-- BEGIN --
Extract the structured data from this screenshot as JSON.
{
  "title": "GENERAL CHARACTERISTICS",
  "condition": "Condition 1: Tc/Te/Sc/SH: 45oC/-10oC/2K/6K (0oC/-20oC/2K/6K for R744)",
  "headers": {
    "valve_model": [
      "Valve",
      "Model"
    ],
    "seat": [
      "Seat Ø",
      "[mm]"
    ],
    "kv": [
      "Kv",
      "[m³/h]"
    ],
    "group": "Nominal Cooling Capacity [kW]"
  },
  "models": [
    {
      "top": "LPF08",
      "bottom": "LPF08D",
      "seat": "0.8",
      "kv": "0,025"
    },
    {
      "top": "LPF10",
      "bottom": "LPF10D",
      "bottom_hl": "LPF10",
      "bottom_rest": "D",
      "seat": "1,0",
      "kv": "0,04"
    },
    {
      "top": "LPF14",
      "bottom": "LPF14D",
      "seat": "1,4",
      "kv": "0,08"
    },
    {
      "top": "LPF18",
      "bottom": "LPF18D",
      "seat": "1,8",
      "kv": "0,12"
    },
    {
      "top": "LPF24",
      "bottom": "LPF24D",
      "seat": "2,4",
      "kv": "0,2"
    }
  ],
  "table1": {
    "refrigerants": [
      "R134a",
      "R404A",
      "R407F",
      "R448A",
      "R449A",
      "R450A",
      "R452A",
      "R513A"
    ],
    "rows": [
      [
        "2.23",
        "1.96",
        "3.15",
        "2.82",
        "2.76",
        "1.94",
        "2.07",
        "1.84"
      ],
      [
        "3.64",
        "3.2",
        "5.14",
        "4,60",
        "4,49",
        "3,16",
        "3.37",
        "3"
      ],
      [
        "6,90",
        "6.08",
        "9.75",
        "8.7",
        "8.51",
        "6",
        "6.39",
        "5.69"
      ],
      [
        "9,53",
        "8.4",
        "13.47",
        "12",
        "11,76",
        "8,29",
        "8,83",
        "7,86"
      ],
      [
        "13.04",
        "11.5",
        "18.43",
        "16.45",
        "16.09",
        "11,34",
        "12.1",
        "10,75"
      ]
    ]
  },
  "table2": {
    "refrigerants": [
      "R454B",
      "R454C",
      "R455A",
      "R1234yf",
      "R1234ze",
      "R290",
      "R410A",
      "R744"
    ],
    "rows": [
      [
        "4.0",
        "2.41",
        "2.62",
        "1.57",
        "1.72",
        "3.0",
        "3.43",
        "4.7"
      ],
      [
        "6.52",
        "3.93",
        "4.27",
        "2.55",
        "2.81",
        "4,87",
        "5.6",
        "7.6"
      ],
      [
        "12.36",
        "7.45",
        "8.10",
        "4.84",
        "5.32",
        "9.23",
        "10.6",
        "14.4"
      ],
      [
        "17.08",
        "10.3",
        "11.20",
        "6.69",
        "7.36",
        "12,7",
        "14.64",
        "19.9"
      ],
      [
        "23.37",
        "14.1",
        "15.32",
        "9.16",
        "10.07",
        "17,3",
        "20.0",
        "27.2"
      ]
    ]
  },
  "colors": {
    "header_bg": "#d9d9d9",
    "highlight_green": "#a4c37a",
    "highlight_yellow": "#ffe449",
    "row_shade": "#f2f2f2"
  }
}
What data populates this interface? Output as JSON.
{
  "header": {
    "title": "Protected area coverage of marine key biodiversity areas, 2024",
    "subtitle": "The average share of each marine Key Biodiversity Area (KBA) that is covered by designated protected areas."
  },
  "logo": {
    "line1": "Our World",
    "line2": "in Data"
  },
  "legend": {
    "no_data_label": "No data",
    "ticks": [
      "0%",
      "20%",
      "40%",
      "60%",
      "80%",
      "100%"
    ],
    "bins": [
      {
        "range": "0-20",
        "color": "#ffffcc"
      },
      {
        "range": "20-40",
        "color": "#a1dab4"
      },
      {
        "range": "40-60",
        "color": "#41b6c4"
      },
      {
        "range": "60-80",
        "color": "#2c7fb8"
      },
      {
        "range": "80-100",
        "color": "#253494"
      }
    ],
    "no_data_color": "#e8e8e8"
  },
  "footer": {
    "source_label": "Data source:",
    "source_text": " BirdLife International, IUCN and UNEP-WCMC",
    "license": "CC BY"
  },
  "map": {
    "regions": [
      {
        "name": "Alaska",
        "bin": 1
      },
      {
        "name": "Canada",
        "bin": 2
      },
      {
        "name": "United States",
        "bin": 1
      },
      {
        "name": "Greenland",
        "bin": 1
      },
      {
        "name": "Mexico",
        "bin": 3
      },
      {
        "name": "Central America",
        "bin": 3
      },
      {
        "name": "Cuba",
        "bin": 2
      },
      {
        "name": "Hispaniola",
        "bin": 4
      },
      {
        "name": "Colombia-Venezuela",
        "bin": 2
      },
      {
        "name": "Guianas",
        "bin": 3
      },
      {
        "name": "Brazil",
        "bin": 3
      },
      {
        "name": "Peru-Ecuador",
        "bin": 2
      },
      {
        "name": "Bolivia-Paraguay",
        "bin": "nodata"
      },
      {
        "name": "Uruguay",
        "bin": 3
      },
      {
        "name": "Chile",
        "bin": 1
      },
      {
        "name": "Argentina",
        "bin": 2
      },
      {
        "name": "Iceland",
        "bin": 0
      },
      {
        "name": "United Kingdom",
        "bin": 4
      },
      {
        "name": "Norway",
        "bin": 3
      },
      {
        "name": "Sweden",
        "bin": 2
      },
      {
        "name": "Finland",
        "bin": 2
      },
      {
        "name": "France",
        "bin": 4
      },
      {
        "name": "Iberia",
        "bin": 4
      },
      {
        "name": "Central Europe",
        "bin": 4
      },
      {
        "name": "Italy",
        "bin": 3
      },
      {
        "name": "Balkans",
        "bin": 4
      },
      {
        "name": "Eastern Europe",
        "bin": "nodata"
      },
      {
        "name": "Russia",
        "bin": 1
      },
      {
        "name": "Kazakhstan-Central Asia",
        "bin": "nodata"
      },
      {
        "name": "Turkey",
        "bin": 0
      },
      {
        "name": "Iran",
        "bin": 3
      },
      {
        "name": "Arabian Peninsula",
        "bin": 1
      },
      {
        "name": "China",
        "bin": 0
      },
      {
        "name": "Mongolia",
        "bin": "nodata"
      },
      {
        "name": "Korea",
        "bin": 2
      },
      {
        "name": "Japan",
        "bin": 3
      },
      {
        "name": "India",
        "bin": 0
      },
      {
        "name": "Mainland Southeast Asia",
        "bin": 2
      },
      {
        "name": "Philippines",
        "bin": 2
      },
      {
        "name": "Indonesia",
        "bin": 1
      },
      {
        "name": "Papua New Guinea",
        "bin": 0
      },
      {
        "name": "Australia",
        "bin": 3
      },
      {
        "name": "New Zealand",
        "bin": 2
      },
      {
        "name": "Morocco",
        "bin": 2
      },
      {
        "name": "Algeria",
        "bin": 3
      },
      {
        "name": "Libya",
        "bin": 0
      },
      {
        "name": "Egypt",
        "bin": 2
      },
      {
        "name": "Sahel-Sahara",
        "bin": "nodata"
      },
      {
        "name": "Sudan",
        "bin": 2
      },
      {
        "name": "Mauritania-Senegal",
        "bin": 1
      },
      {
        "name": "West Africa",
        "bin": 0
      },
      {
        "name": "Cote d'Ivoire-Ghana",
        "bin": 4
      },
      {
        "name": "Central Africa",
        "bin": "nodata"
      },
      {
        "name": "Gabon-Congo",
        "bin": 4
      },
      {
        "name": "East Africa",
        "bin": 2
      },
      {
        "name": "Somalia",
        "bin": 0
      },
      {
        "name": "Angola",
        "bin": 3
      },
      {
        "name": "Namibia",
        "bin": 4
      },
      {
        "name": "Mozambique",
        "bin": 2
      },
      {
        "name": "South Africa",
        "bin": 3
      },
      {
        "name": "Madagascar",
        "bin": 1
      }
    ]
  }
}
-- END --
- _WORK TO BE COMPLETED_: Extract all of the data shown above without alteration.

- _CORRECT ANSWER_:
Extract the structured data from this screenshot as JSON.
{
  "title": "GENERAL CHARACTERISTICS",
  "condition": "Condition 1: Tc/Te/Sc/SH: 45oC/-10oC/2K/6K (0oC/-20oC/2K/6K for R744)",
  "headers": {
    "valve_model": [
      "Valve",
      "Model"
    ],
    "seat": [
      "Seat Ø",
      "[mm]"
    ],
    "kv": [
      "Kv",
      "[m³/h]"
    ],
    "group": "Nominal Cooling Capacity [kW]"
  },
  "models": [
    {
      "top": "LPF08",
      "bottom": "LPF08D",
      "seat": "0.8",
      "kv": "0,025"
    },
    {
      "top": "LPF10",
      "bottom": "LPF10D",
      "bottom_hl": "LPF10",
      "bottom_rest": "D",
      "seat": "1,0",
      "kv": "0,04"
    },
    {
      "top": "LPF14",
      "bottom": "LPF14D",
      "seat": "1,4",
      "kv": "0,08"
    },
    {
      "top": "LPF18",
      "bottom": "LPF18D",
      "seat": "1,8",
      "kv": "0,12"
    },
    {
      "top": "LPF24",
      "bottom": "LPF24D",
      "seat": "2,4",
      "kv": "0,2"
    }
  ],
  "table1": {
    "refrigerants": [
      "R134a",
      "R404A",
      "R407F",
      "R448A",
      "R449A",
      "R450A",
      "R452A",
      "R513A"
    ],
    "rows": [
      [
        "2.23",
        "1.96",
        "3.15",
        "2.82",
        "2.76",
        "1.94",
        "2.07",
        "1.84"
      ],
      [
        "3.64",
        "3.2",
        "5.14",
        "4,60",
        "4,49",
        "3,16",
        "3.37",
        "3"
      ],
      [
        "6,90",
        "6.08",
        "9.75",
        "8.7",
        "8.51",
        "6",
        "6.39",
        "5.69"
      ],
      [
        "9,53",
        "8.4",
        "13.47",
        "12",
        "11,76",
        "8,29",
        "8,83",
        "7,86"
      ],
      [
        "13.04",
        "11.5",
        "18.43",
        "16.45",
        "16.09",
        "11,34",
        "12.1",
        "10,75"
      ]
    ]
  },
  "table2": {
    "refrigerants": [
      "R454B",
      "R454C",
      "R455A",
      "R1234yf",
      "R1234ze",
      "R290",
      "R410A",
      "R744"
    ],
    "rows": [
      [
        "4.0",
        "2.41",
        "2.62",
        "1.57",
        "1.72",
        "3.0",
        "3.43",
        "4.7"
      ],
      [
        "6.52",
        "3.93",
        "4.27",
        "2.55",
        "2.81",
        "4,87",
        "5.6",
        "7.6"
      ],
      [
        "12.36",
        "7.45",
        "8.10",
        "4.84",
        "5.32",
        "9.23",
        "10.6",
        "14.4"
      ],
      [
        "17.08",
        "10.3",
        "11.20",
        "6.69",
        "7.36",
        "12,7",
        "14.64",
        "19.9"
      ],
      [
        "23.37",
        "14.1",
        "15.32",
        "9.16",
        "10.07",
        "17,3",
        "20.0",
        "27.2"
      ]
    ]
  },
  "colors": {
    "header_bg": "#d9d9d9",
    "highlight_green": "#a4c37a",
    "highlight_yellow": "#ffe449",
    "row_shade": "#f2f2f2"
  }
}
What data populates this interface? Output as JSON.
{
  "header": {
    "title": "Protected area coverage of marine key biodiversity areas, 2024",
    "subtitle": "The average share of each marine Key Biodiversity Area (KBA) that is covered by designated protected areas."
  },
  "logo": {
    "line1": "Our World",
    "line2": "in Data"
  },
  "legend": {
    "no_data_label": "No data",
    "ticks": [
      "0%",
      "20%",
      "40%",
      "60%",
      "80%",
      "100%"
    ],
    "bins": [
      {
        "range": "0-20",
        "color": "#ffffcc"
      },
      {
        "range": "20-40",
        "color": "#a1dab4"
      },
      {
        "range": "40-60",
        "color": "#41b6c4"
      },
      {
        "range": "60-80",
        "color": "#2c7fb8"
      },
      {
        "range": "80-100",
        "color": "#253494"
      }
    ],
    "no_data_color": "#e8e8e8"
  },
  "footer": {
    "source_label": "Data source:",
    "source_text": " BirdLife International, IUCN and UNEP-WCMC",
    "license": "CC BY"
  },
  "map": {
    "regions": [
      {
        "name": "Alaska",
        "bin": 1
      },
      {
        "name": "Canada",
        "bin": 2
      },
      {
        "name": "United States",
        "bin": 1
      },
      {
        "name": "Greenland",
        "bin": 1
      },
      {
        "name": "Mexico",
        "bin": 3
      },
      {
        "name": "Central America",
        "bin": 3
      },
      {
        "name": "Cuba",
        "bin": 2
      },
      {
        "name": "Hispaniola",
        "bin": 4
      },
      {
        "name": "Colombia-Venezuela",
        "bin": 2
      },
      {
        "name": "Guianas",
        "bin": 3
      },
      {
        "name": "Brazil",
        "bin": 3
      },
      {
        "name": "Peru-Ecuador",
        "bin": 2
      },
      {
        "name": "Bolivia-Paraguay",
        "bin": "nodata"
      },
      {
        "name": "Uruguay",
        "bin": 3
      },
      {
        "name": "Chile",
        "bin": 1
      },
      {
        "name": "Argentina",
        "bin": 2
      },
      {
        "name": "Iceland",
        "bin": 0
      },
      {
        "name": "United Kingdom",
        "bin": 4
      },
      {
        "name": "Norway",
        "bin": 3
      },
      {
        "name": "Sweden",
        "bin": 2
      },
      {
        "name": "Finland",
        "bin": 2
      },
      {
        "name": "France",
        "bin": 4
      },
      {
        "name": "Iberia",
        "bin": 4
      },
      {
        "name": "Central Europe",
        "bin": 4
      },
      {
        "name": "Italy",
        "bin": 3
      },
      {
        "name": "Balkans",
        "bin": 4
      },
      {
        "name": "Eastern Europe",
        "bin": "nodata"
      },
      {
        "name": "Russia",
        "bin": 1
      },
      {
        "name": "Kazakhstan-Central Asia",
        "bin": "nodata"
      },
      {
        "name": "Turkey",
        "bin": 0
      },
      {
        "name": "Iran",
        "bin": 3
      },
      {
        "name": "Arabian Peninsula",
        "bin": 1
      },
      {
        "name": "China",
        "bin": 0
      },
      {
        "name": "Mongolia",
        "bin": "nodata"
      },
      {
        "name": "Korea",
        "bin": 2
      },
      {
        "name": "Japan",
        "bin": 3
      },
      {
        "name": "India",
        "bin": 0
      },
      {
        "name": "Mainland Southeast Asia",
        "bin": 2
      },
      {
        "name": "Philippines",
        "bin": 2
      },
      {
        "name": "Indonesia",
        "bin": 1
      },
      {
        "name": "Papua New Guinea",
        "bin": 0
      },
      {
        "name": "Australia",
        "bin": 3
      },
      {
        "name": "New Zealand",
        "bin": 2
      },
      {
        "name": "Morocco",
        "bin": 2
      },
      {
        "name": "Algeria",
        "bin": 3
      },
      {
        "name": "Libya",
        "bin": 0
      },
      {
        "name": "Egypt",
        "bin": 2
      },
      {
        "name": "Sahel-Sahara",
        "bin": "nodata"
      },
      {
        "name": "Sudan",
        "bin": 2
      },
      {
        "name": "Mauritania-Senegal",
        "bin": 1
      },
      {
        "name": "West Africa",
        "bin": 0
      },
      {
        "name": "Cote d'Ivoire-Ghana",
        "bin": 4
      },
      {
        "name": "Central Africa",
        "bin": "nodata"
      },
      {
        "name": "Gabon-Congo",
        "bin": 4
      },
      {
        "name": "East Africa",
        "bin": 2
      },
      {
        "name": "Somalia",
        "bin": 0
      },
      {
        "name": "Angola",
        "bin": 3
      },
      {
        "name": "Namibia",
        "bin": 4
      },
      {
        "name": "Mozambique",
        "bin": 2
      },
      {
        "name": "South Africa",
        "bin": 3
      },
      {
        "name": "Madagascar",
        "bin": 1
      }
    ]
  }
}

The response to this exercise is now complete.